Short exercise:
Copy the lines of the records from the first line through the line containing "sales-table: 1 01-SEP-2000", including both.

Records from a data source
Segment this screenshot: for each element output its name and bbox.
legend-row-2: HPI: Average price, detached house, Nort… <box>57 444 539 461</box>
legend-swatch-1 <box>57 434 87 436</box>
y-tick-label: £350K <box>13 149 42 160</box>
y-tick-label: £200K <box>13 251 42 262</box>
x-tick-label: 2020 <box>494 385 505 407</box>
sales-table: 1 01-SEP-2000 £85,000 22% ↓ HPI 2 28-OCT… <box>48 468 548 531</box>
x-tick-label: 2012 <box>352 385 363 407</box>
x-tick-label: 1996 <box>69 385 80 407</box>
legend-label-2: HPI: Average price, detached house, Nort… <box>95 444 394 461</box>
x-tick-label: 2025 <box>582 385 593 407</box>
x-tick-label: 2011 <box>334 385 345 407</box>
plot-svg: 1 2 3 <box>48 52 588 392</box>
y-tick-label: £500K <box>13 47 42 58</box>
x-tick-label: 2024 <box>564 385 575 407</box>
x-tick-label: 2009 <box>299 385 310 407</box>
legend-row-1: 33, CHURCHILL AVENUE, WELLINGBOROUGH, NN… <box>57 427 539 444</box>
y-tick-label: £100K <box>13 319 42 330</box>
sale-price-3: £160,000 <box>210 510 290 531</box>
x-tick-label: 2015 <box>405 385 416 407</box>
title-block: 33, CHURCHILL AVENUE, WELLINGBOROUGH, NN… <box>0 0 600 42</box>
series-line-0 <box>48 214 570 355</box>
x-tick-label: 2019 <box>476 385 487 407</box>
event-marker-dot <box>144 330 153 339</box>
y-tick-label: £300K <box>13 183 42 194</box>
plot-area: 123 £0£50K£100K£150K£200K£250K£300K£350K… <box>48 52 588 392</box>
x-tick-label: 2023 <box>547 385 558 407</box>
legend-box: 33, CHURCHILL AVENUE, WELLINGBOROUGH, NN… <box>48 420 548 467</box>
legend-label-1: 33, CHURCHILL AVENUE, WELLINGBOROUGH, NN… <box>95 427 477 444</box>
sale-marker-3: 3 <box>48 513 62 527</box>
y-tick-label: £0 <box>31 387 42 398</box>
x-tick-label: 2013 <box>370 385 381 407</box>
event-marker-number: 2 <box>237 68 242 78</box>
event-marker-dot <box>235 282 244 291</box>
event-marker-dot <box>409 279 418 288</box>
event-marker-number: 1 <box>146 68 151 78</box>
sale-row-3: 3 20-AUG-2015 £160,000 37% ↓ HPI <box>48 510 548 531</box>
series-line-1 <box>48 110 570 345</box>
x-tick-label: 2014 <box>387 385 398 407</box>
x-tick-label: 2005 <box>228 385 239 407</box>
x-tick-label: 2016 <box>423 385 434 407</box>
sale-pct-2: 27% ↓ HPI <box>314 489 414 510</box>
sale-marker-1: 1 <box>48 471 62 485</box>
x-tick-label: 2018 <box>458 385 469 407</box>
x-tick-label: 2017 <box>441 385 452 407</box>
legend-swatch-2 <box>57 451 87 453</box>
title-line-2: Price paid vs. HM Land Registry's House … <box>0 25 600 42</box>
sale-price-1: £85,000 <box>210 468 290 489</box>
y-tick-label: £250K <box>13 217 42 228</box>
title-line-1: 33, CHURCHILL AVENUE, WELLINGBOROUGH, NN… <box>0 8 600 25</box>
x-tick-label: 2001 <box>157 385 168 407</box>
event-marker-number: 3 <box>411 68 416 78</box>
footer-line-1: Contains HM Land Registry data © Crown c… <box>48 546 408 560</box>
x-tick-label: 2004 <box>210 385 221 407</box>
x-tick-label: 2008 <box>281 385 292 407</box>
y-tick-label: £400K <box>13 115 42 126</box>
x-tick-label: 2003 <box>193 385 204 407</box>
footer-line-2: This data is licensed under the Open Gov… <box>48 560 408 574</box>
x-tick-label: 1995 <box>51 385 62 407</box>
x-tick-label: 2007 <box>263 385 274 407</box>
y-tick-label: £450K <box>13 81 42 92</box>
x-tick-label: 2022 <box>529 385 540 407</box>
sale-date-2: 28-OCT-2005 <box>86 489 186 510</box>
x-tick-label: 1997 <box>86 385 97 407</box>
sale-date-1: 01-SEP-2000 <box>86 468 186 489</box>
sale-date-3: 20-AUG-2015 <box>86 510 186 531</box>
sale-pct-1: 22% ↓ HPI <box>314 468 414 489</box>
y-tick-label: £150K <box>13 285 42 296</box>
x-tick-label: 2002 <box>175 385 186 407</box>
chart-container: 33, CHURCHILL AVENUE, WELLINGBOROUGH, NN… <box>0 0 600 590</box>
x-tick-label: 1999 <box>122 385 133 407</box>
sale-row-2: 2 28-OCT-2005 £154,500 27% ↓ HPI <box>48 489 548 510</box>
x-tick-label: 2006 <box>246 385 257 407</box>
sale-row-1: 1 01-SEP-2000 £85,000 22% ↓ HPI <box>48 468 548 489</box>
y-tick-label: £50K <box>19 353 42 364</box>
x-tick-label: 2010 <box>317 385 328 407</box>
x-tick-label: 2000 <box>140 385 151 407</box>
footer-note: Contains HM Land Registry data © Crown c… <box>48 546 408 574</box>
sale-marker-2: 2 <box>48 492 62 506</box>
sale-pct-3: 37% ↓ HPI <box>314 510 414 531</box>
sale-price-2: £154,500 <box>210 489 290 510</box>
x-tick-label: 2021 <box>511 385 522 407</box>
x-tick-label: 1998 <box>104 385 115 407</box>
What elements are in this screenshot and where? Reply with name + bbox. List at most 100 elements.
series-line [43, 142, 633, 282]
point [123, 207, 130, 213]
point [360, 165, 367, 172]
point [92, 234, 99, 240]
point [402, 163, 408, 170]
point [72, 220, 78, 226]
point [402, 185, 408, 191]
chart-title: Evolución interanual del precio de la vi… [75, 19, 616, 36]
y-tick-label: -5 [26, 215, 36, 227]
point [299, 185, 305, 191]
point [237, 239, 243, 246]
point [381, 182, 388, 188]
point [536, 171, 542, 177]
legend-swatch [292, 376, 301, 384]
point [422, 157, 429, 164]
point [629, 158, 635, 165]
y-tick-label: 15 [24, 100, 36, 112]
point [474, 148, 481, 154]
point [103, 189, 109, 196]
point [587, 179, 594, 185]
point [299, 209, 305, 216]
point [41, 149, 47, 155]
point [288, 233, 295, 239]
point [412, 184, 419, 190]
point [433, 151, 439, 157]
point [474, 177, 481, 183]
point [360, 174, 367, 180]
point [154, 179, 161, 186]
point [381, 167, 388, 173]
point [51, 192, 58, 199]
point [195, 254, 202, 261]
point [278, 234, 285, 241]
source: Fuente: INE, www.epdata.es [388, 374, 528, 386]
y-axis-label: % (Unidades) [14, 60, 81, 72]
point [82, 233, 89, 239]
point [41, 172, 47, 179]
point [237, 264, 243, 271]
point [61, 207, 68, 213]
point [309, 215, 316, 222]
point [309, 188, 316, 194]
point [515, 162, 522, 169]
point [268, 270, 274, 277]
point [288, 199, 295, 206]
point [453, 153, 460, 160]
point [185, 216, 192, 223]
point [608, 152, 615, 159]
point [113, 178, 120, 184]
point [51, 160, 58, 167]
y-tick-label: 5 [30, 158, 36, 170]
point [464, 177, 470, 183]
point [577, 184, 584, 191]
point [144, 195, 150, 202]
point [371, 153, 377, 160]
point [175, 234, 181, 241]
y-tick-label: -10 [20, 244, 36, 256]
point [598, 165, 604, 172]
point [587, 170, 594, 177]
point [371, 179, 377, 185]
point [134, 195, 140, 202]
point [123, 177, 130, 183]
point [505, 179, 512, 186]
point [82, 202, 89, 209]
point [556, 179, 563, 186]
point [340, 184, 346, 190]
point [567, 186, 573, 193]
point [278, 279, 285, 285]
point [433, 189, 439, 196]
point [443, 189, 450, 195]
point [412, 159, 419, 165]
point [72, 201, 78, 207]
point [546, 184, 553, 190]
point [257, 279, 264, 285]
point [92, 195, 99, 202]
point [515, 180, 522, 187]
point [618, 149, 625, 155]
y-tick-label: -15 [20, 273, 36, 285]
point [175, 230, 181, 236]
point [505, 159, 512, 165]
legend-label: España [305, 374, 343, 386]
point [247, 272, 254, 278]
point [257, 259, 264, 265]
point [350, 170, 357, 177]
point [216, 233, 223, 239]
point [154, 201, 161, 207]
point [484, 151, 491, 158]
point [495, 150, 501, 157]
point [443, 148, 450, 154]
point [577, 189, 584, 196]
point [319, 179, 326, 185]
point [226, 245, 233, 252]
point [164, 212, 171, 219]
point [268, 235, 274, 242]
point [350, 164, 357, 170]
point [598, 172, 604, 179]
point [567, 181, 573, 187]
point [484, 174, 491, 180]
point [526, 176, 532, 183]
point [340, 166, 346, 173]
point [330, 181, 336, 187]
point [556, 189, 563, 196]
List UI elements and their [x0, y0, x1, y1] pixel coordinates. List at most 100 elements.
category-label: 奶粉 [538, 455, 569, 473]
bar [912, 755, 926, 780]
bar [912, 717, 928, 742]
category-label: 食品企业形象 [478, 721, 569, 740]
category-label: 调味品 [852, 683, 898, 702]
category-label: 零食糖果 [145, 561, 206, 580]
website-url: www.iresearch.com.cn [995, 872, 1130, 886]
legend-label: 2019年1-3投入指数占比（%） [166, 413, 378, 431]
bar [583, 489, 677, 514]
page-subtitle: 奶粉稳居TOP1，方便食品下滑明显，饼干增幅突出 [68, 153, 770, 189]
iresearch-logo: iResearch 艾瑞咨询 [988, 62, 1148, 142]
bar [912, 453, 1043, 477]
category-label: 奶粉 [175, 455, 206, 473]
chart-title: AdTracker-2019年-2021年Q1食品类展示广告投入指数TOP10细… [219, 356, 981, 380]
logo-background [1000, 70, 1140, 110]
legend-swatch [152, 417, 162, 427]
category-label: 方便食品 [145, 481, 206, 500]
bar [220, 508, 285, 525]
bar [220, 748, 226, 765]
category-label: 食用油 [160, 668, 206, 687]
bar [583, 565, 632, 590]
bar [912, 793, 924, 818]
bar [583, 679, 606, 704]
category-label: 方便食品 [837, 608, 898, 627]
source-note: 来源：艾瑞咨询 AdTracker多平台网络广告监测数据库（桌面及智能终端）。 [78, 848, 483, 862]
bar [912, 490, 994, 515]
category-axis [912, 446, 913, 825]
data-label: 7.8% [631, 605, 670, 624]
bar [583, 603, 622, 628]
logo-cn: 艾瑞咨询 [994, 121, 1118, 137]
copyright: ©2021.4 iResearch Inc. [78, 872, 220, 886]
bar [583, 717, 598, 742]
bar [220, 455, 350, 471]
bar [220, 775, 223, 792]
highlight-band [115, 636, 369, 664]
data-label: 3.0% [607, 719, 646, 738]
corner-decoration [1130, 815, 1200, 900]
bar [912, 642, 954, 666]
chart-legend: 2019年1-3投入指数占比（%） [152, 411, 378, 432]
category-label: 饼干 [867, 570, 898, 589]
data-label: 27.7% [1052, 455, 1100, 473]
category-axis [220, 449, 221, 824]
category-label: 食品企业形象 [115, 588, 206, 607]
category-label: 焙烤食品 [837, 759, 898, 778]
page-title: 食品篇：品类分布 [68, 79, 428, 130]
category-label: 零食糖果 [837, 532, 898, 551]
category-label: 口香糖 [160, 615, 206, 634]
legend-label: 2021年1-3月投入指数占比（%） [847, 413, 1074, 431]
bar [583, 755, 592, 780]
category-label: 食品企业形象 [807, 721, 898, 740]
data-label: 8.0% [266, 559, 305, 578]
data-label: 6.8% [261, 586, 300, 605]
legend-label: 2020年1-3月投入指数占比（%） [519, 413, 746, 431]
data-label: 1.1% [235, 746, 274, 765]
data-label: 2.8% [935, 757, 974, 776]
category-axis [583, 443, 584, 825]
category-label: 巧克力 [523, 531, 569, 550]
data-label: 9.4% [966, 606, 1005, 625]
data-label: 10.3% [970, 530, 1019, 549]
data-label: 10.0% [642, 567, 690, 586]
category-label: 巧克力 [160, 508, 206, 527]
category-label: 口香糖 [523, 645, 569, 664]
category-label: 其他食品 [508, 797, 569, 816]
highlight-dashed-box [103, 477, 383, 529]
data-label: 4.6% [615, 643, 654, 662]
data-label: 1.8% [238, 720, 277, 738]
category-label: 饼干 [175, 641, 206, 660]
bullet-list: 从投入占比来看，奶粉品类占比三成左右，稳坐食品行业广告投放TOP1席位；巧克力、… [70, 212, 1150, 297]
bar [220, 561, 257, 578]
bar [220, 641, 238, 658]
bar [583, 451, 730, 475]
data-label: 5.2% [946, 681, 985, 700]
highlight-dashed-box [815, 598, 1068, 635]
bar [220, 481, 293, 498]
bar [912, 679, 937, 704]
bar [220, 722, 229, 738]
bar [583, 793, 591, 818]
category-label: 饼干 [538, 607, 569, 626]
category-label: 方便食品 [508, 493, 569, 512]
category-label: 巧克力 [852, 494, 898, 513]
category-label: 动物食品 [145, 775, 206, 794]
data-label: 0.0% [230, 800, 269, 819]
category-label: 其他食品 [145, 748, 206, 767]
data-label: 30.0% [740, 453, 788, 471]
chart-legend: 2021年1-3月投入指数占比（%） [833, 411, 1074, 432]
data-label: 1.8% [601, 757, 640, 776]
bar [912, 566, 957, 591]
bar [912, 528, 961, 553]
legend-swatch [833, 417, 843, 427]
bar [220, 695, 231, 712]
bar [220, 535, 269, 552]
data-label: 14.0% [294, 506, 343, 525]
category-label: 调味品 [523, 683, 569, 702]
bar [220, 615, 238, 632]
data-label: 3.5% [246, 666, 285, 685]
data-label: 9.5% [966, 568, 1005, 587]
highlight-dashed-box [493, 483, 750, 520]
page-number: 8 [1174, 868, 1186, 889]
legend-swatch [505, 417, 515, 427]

Right answer:
Segment this screenshot: for each element output its name and bbox.
legend-row-2: HPI: Average price, detached house, Nort… <box>57 444 539 461</box>
legend-swatch-1 <box>57 434 87 436</box>
y-tick-label: £350K <box>13 149 42 160</box>
y-tick-label: £200K <box>13 251 42 262</box>
x-tick-label: 2020 <box>494 385 505 407</box>
sales-table: 1 01-SEP-2000 £85,000 22% ↓ HPI 2 28-OCT… <box>48 468 548 531</box>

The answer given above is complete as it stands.